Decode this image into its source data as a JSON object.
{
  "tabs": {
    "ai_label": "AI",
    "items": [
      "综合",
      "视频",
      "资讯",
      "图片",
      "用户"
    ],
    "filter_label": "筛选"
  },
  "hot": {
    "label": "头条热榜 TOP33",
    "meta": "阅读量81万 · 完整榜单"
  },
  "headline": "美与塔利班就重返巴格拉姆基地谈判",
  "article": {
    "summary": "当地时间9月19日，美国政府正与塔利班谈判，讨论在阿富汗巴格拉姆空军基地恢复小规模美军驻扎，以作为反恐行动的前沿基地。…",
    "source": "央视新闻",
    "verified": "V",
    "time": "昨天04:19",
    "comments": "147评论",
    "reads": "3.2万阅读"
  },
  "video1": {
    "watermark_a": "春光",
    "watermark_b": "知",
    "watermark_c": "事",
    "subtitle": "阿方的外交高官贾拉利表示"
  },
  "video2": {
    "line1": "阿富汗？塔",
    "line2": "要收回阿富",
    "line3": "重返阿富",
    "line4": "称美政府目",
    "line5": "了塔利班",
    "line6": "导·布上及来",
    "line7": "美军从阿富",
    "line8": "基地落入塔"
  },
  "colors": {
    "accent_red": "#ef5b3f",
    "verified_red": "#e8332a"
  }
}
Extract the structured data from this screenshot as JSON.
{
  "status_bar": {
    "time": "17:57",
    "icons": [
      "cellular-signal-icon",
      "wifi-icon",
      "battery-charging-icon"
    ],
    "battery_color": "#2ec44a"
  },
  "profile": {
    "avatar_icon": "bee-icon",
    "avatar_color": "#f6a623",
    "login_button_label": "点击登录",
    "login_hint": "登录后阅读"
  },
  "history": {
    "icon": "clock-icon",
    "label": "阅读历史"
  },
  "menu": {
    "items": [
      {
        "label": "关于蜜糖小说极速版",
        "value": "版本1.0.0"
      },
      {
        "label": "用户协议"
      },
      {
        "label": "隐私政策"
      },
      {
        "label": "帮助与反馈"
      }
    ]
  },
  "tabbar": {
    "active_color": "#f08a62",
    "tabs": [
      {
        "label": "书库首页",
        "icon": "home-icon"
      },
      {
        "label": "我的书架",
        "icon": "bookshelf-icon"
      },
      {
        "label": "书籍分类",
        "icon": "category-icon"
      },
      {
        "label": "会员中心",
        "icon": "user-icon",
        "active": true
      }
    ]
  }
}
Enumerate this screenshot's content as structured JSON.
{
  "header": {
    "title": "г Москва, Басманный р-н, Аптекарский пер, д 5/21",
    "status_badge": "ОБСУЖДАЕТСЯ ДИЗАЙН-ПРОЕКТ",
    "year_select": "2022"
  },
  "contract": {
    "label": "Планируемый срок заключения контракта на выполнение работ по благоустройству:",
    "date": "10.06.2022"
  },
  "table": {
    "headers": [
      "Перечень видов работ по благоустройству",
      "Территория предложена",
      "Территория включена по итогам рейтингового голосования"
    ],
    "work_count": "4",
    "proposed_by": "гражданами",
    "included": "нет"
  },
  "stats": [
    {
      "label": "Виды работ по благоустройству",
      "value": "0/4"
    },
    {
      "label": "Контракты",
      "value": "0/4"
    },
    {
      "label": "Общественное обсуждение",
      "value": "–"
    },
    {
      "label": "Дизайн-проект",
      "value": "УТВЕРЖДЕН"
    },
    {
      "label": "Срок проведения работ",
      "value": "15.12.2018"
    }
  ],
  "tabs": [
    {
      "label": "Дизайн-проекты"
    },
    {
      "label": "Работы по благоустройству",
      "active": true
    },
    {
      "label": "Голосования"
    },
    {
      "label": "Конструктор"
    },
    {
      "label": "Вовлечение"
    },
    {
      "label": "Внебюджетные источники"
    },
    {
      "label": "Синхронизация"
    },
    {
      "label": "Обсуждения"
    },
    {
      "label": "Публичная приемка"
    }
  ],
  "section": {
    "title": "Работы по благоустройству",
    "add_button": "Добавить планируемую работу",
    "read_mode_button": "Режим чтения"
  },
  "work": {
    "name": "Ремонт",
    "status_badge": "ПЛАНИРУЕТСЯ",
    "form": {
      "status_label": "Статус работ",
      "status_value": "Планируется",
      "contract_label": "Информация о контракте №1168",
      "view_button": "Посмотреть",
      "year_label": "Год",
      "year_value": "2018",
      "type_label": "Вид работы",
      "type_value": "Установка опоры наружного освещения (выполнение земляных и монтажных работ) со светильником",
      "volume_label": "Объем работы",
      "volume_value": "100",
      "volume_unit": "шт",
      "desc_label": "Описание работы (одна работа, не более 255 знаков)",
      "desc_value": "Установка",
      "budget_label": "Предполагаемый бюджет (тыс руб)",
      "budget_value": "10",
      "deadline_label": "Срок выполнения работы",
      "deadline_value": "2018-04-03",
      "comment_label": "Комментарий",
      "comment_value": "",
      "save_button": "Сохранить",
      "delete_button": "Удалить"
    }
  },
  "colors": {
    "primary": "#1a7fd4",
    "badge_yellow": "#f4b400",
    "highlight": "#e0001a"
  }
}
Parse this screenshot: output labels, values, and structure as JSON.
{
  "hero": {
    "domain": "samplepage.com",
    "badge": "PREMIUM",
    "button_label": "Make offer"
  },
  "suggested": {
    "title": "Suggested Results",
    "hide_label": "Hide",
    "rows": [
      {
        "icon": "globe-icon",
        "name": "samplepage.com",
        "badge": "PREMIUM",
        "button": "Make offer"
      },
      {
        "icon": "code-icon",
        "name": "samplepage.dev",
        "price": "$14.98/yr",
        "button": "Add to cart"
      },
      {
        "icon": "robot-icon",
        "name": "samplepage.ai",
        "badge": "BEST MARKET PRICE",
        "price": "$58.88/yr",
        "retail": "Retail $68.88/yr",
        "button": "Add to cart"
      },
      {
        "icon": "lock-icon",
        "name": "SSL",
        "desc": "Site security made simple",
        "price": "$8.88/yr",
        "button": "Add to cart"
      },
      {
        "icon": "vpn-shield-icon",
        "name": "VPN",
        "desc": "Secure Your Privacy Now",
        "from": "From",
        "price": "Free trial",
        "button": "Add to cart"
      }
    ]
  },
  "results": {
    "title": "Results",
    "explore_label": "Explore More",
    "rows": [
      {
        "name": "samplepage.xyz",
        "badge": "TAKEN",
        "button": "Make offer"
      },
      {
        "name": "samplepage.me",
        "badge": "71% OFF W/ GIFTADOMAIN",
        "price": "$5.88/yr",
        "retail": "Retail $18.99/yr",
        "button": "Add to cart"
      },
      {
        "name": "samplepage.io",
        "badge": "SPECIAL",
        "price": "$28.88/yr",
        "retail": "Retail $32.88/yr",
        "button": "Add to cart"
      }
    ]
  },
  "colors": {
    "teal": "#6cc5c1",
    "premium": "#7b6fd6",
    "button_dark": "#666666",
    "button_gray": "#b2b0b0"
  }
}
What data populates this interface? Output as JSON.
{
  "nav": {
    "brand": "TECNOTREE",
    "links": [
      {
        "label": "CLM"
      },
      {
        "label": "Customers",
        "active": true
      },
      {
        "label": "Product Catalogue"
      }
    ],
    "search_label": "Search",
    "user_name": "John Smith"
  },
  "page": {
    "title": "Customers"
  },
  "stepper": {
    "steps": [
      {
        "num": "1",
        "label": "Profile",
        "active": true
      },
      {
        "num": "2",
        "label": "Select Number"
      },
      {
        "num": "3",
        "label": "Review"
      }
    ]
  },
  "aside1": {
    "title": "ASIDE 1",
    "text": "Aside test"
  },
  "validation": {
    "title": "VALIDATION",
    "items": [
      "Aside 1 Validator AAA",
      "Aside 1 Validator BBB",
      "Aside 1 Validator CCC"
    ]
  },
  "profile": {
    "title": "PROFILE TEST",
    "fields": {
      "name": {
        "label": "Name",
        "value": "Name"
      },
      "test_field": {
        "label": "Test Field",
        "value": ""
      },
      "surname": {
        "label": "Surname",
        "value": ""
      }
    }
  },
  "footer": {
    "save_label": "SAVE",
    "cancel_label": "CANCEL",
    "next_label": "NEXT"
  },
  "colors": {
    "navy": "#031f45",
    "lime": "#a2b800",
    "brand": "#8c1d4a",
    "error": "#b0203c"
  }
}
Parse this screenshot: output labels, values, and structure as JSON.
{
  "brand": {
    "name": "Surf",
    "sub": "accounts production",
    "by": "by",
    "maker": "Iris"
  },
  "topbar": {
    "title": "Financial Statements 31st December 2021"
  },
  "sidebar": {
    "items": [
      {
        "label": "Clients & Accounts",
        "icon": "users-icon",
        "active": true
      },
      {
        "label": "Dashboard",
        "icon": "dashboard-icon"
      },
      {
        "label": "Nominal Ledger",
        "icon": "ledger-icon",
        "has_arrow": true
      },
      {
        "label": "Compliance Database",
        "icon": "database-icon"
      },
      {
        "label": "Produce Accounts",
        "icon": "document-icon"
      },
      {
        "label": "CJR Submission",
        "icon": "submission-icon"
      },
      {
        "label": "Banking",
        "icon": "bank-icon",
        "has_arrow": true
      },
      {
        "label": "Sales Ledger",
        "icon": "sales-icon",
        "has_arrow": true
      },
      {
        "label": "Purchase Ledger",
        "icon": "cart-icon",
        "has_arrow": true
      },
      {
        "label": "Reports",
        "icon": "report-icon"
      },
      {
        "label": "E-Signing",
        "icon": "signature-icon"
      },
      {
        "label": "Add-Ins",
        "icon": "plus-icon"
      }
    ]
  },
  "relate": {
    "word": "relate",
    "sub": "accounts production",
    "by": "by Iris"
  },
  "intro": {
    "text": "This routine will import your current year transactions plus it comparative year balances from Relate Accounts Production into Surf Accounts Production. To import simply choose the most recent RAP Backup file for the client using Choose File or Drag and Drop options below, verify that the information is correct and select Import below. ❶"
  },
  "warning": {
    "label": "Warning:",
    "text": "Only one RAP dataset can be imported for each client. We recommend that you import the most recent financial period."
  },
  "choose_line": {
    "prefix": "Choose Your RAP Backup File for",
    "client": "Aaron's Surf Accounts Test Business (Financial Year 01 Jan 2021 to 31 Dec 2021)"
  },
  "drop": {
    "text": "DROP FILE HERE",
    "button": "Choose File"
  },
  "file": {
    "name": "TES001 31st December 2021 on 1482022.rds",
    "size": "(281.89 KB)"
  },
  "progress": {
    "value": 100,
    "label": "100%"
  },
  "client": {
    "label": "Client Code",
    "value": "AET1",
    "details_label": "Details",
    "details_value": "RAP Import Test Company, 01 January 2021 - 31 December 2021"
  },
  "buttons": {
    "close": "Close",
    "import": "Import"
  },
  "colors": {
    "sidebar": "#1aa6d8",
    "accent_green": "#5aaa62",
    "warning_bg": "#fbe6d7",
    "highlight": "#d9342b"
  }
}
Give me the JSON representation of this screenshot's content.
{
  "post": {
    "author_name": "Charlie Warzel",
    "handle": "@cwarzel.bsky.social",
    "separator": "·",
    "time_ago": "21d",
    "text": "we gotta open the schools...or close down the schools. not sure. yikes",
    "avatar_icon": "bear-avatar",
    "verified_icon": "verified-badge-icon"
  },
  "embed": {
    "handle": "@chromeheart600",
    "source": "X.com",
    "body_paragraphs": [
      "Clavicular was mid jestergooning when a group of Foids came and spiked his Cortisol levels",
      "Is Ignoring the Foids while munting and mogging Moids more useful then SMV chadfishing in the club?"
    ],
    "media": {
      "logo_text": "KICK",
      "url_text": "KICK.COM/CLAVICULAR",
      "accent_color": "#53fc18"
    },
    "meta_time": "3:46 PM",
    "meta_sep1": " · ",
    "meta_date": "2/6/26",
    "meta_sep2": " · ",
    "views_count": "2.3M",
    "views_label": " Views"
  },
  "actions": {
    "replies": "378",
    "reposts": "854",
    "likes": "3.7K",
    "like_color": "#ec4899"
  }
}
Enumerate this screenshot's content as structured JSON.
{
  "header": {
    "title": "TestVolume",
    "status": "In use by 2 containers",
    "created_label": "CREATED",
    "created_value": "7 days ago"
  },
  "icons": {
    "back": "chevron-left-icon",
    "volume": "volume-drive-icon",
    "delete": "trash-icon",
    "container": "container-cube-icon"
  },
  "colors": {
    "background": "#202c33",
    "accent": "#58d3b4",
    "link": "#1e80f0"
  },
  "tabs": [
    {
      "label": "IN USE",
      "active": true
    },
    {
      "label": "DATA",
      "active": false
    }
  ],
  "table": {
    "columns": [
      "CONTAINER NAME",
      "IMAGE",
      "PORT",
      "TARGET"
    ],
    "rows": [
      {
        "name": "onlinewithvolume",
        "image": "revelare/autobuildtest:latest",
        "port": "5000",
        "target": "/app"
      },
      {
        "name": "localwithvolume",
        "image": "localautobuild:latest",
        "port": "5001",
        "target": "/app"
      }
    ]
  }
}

Task brief: Of the lines above, how many include the word "close"? Reply with the number only.

Exercise solution: 2